--- START OF Source material ---

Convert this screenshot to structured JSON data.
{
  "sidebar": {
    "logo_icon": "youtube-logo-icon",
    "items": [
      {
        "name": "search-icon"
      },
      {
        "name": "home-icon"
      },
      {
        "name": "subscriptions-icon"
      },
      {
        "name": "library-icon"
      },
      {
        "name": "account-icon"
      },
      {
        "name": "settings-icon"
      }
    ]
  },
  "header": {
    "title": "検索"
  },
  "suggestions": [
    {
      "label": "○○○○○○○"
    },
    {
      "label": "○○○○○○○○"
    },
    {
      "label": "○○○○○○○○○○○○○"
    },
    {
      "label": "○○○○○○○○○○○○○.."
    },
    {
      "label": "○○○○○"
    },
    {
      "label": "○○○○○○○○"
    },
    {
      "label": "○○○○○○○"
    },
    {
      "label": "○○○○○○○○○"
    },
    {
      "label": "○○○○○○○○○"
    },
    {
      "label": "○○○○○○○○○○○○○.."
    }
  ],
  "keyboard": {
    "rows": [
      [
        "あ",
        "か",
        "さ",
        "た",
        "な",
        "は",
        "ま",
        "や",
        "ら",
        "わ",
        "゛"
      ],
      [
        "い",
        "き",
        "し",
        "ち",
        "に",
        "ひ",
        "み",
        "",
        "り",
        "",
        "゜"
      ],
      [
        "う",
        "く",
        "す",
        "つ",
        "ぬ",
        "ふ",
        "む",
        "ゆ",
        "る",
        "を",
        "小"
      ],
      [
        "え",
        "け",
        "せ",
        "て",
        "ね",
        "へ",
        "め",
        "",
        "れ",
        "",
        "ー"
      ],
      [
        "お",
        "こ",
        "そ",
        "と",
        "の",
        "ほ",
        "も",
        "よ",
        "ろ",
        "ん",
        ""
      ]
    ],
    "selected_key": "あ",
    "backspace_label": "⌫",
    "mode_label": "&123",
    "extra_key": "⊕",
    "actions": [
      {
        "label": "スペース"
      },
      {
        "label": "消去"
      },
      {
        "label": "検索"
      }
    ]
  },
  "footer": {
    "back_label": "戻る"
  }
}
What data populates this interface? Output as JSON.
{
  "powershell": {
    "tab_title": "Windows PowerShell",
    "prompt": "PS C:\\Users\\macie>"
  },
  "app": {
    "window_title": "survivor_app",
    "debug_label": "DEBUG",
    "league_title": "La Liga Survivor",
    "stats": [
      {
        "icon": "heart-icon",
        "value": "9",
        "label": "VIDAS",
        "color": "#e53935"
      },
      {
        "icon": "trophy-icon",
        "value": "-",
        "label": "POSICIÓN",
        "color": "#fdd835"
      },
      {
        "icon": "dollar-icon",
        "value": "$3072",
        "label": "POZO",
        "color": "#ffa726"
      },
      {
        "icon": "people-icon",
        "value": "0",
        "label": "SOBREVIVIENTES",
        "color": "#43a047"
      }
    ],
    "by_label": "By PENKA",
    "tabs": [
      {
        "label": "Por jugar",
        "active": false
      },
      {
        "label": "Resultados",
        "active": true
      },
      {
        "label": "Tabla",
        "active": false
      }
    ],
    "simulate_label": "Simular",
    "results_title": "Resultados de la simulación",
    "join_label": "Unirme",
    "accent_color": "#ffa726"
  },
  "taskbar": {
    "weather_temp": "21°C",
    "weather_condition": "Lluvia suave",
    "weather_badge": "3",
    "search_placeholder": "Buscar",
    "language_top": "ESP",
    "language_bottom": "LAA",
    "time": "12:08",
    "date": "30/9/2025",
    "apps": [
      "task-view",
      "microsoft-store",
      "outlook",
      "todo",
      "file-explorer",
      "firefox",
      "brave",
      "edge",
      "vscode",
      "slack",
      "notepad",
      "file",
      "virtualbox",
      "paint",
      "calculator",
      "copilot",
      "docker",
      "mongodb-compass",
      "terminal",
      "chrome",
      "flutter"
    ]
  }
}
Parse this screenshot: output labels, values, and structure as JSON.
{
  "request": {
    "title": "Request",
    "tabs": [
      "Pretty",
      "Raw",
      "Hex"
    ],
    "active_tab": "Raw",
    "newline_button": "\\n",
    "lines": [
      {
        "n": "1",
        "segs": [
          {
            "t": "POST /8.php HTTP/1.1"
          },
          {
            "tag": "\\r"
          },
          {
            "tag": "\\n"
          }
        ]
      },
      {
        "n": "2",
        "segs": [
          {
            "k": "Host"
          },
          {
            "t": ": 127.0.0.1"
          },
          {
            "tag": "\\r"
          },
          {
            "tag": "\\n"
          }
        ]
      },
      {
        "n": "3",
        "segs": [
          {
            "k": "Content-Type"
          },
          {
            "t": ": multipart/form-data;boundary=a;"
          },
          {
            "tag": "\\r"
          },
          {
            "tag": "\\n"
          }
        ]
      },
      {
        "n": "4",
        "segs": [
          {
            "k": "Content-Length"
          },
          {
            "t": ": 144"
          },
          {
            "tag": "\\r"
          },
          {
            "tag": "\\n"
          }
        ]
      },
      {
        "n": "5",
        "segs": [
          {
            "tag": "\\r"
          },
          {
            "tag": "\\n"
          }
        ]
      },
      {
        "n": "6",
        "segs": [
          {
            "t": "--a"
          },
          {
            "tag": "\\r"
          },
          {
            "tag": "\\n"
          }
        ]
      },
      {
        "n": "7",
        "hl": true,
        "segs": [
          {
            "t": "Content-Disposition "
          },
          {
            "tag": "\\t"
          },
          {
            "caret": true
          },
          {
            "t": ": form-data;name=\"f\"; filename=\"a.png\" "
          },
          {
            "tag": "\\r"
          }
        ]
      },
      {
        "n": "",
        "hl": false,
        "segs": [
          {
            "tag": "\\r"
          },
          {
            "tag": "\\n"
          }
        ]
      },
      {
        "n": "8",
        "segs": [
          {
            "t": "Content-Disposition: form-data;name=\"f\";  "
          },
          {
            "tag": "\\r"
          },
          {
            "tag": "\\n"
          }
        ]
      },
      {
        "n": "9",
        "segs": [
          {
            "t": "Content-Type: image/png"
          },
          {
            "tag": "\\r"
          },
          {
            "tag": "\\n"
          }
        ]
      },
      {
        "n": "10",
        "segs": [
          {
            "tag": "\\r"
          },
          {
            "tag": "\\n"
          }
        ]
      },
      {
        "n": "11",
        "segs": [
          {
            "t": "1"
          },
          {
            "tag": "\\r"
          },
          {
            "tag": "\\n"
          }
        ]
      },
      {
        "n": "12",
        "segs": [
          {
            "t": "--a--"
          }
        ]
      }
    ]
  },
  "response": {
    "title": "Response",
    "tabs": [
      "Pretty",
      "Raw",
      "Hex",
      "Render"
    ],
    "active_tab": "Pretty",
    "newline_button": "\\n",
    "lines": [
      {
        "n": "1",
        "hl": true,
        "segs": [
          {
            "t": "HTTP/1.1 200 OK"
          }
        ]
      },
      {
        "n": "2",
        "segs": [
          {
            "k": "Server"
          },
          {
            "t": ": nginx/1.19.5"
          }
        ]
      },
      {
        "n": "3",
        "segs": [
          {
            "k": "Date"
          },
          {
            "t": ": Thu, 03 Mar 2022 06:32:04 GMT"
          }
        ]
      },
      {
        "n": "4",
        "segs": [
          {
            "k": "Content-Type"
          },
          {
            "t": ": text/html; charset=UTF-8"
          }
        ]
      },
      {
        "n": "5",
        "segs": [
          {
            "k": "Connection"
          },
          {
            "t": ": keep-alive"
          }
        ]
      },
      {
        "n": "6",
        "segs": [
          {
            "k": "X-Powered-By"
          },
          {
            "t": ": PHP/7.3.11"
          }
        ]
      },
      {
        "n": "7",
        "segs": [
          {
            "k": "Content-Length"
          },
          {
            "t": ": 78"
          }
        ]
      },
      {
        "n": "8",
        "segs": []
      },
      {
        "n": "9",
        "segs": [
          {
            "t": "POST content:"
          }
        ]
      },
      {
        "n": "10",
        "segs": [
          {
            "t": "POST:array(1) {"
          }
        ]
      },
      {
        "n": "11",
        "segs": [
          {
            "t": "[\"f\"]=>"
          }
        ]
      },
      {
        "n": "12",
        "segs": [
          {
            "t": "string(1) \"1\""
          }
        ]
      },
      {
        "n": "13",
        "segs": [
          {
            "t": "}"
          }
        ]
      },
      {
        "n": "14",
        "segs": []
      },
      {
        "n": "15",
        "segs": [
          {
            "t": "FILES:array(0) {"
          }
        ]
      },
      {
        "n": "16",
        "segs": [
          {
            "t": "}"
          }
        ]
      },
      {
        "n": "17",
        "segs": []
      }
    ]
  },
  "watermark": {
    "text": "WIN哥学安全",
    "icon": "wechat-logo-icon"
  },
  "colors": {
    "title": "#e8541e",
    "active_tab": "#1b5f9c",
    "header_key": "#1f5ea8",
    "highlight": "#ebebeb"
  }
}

--- END OF Source material ---

Extract all lines containing the word "screenshot".

Convert this screenshot to structured JSON data.
Parse this screenshot: output labels, values, and structure as JSON.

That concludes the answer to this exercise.